┌──

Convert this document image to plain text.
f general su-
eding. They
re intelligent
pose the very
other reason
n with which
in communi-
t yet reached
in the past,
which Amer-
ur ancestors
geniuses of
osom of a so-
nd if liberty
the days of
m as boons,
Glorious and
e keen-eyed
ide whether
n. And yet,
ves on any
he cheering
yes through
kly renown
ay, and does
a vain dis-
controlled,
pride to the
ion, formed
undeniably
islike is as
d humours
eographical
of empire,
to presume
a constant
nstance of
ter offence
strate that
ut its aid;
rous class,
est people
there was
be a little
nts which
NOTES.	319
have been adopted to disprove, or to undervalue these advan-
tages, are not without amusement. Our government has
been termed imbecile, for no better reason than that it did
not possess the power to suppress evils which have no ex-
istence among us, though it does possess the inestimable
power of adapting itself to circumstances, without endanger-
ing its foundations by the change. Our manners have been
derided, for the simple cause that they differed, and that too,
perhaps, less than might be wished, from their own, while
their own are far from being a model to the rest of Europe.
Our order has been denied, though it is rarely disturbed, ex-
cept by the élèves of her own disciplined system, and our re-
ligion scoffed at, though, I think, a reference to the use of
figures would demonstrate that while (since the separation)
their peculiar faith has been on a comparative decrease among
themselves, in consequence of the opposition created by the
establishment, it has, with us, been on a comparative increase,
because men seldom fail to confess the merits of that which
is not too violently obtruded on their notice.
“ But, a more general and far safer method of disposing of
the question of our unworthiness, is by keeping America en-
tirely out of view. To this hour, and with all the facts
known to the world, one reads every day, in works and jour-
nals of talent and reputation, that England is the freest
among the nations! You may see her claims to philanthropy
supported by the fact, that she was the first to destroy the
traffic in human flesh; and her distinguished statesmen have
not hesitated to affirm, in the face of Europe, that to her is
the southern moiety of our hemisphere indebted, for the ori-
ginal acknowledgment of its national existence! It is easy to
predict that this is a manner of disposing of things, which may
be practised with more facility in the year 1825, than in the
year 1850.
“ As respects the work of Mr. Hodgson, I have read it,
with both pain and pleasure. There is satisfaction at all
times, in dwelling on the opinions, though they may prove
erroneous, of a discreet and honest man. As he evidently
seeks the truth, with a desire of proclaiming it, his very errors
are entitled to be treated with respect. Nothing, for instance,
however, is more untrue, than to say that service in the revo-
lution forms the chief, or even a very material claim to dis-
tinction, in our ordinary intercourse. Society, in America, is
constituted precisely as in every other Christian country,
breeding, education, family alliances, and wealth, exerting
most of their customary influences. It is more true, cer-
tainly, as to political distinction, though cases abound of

└──

▶ What you should do: Transcribe all of the lines in the records precisely.

▶ Solved problem:
Convert this document image to plain text.
f general su-
eding. They
re intelligent
pose the very
other reason
n with which
in communi-
t yet reached
in the past,
which Amer-
ur ancestors
geniuses of
osom of a so-
nd if liberty
the days of
m as boons,
Glorious and
e keen-eyed
ide whether
n. And yet,
ves on any
he cheering
yes through
kly renown
ay, and does
a vain dis-
controlled,
pride to the
ion, formed
undeniably
islike is as
d humours
eographical
of empire,
to presume
a constant
nstance of
ter offence
strate that
ut its aid;
rous class,
est people
there was
be a little
nts which
NOTES.	319
have been adopted to disprove, or to undervalue these advan-
tages, are not without amusement. Our government has
been termed imbecile, for no better reason than that it did
not possess the power to suppress evils which have no ex-
istence among us, though it does possess the inestimable
power of adapting itself to circumstances, without endanger-
ing its foundations by the change. Our manners have been
derided, for the simple cause that they differed, and that too,
perhaps, less than might be wished, from their own, while
their own are far from being a model to the rest of Europe.
Our order has been denied, though it is rarely disturbed, ex-
cept by the élèves of her own disciplined system, and our re-
ligion scoffed at, though, I think, a reference to the use of
figures would demonstrate that while (since the separation)
their peculiar faith has been on a comparative decrease among
themselves, in consequence of the opposition created by the
establishment, it has, with us, been on a comparative increase,
because men seldom fail to confess the merits of that which
is not too violently obtruded on their notice.
“ But, a more general and far safer method of disposing of
the question of our unworthiness, is by keeping America en-
tirely out of view. To this hour, and with all the facts
known to the world, one reads every day, in works and jour-
nals of talent and reputation, that England is the freest
among the nations! You may see her claims to philanthropy
supported by the fact, that she was the first to destroy the
traffic in human flesh; and her distinguished statesmen have
not hesitated to affirm, in the face of Europe, that to her is
the southern moiety of our hemisphere indebted, for the ori-
ginal acknowledgment of its national existence! It is easy to
predict that this is a manner of disposing of things, which may
be practised with more facility in the year 1825, than in the
year 1850.
“ As respects the work of Mr. Hodgson, I have read it,
with both pain and pleasure. There is satisfaction at all
times, in dwelling on the opinions, though they may prove
erroneous, of a discreet and honest man. As he evidently
seeks the truth, with a desire of proclaiming it, his very errors
are entitled to be treated with respect. Nothing, for instance,
however, is more untrue, than to say that service in the revo-
lution forms the chief, or even a very material claim to dis-
tinction, in our ordinary intercourse. Society, in America, is
constituted precisely as in every other Christian country,
breeding, education, family alliances, and wealth, exerting
most of their customary influences. It is more true, cer-
tainly, as to political distinction, though cases abound of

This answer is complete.